● What you will do
Take the records below and copy them exactly.

● Page transcription dataset items

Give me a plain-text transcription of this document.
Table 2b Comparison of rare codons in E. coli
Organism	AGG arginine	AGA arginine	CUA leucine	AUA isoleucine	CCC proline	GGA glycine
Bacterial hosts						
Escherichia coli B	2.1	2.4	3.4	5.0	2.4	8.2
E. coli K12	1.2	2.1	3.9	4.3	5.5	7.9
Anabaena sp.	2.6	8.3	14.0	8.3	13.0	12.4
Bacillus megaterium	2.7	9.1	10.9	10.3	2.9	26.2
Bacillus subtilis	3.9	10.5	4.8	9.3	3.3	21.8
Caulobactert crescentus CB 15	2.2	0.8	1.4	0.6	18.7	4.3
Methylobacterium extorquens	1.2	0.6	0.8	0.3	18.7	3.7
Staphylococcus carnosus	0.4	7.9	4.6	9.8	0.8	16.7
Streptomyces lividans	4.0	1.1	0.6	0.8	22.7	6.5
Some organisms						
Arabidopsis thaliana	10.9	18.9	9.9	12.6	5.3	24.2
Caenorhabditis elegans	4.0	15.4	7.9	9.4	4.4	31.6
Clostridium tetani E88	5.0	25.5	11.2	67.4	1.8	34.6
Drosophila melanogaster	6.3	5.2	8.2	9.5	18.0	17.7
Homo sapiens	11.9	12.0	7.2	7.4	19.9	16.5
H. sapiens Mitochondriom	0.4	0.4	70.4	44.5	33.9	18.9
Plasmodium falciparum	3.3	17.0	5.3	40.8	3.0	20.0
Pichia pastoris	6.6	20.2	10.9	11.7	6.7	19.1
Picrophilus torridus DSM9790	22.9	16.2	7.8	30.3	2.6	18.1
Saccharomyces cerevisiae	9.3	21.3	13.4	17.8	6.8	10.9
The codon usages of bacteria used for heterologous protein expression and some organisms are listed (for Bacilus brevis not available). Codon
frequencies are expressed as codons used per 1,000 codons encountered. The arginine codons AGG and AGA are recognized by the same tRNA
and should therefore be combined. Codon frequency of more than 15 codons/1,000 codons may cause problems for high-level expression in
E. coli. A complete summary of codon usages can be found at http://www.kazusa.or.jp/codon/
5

● Solution
Give me a plain-text transcription of this document.
Table 2b Comparison of rare codons in E. coli
Organism	AGG arginine	AGA arginine	CUA leucine	AUA isoleucine	CCC proline	GGA glycine
Bacterial hosts						
Escherichia coli B	2.1	2.4	3.4	5.0	2.4	8.2
E. coli K12	1.2	2.1	3.9	4.3	5.5	7.9
Anabaena sp.	2.6	8.3	14.0	8.3	13.0	12.4
Bacillus megaterium	2.7	9.1	10.9	10.3	2.9	26.2
Bacillus subtilis	3.9	10.5	4.8	9.3	3.3	21.8
Caulobactert crescentus CB 15	2.2	0.8	1.4	0.6	18.7	4.3
Methylobacterium extorquens	1.2	0.6	0.8	0.3	18.7	3.7
Staphylococcus carnosus	0.4	7.9	4.6	9.8	0.8	16.7
Streptomyces lividans	4.0	1.1	0.6	0.8	22.7	6.5
Some organisms						
Arabidopsis thaliana	10.9	18.9	9.9	12.6	5.3	24.2
Caenorhabditis elegans	4.0	15.4	7.9	9.4	4.4	31.6
Clostridium tetani E88	5.0	25.5	11.2	67.4	1.8	34.6
Drosophila melanogaster	6.3	5.2	8.2	9.5	18.0	17.7
Homo sapiens	11.9	12.0	7.2	7.4	19.9	16.5
H. sapiens Mitochondriom	0.4	0.4	70.4	44.5	33.9	18.9
Plasmodium falciparum	3.3	17.0	5.3	40.8	3.0	20.0
Pichia pastoris	6.6	20.2	10.9	11.7	6.7	19.1
Picrophilus torridus DSM9790	22.9	16.2	7.8	30.3	2.6	18.1
Saccharomyces cerevisiae	9.3	21.3	13.4	17.8	6.8	10.9
The codon usages of bacteria used for heterologous protein expression and some organisms are listed (for Bacilus brevis not available). Codon
frequencies are expressed as codons used per 1,000 codons encountered. The arginine codons AGG and AGA are recognized by the same tRNA
and should therefore be combined. Codon frequency of more than 15 codons/1,000 codons may cause problems for high-level expression in
E. coli. A complete summary of codon usages can be found at http://www.kazusa.or.jp/codon/
5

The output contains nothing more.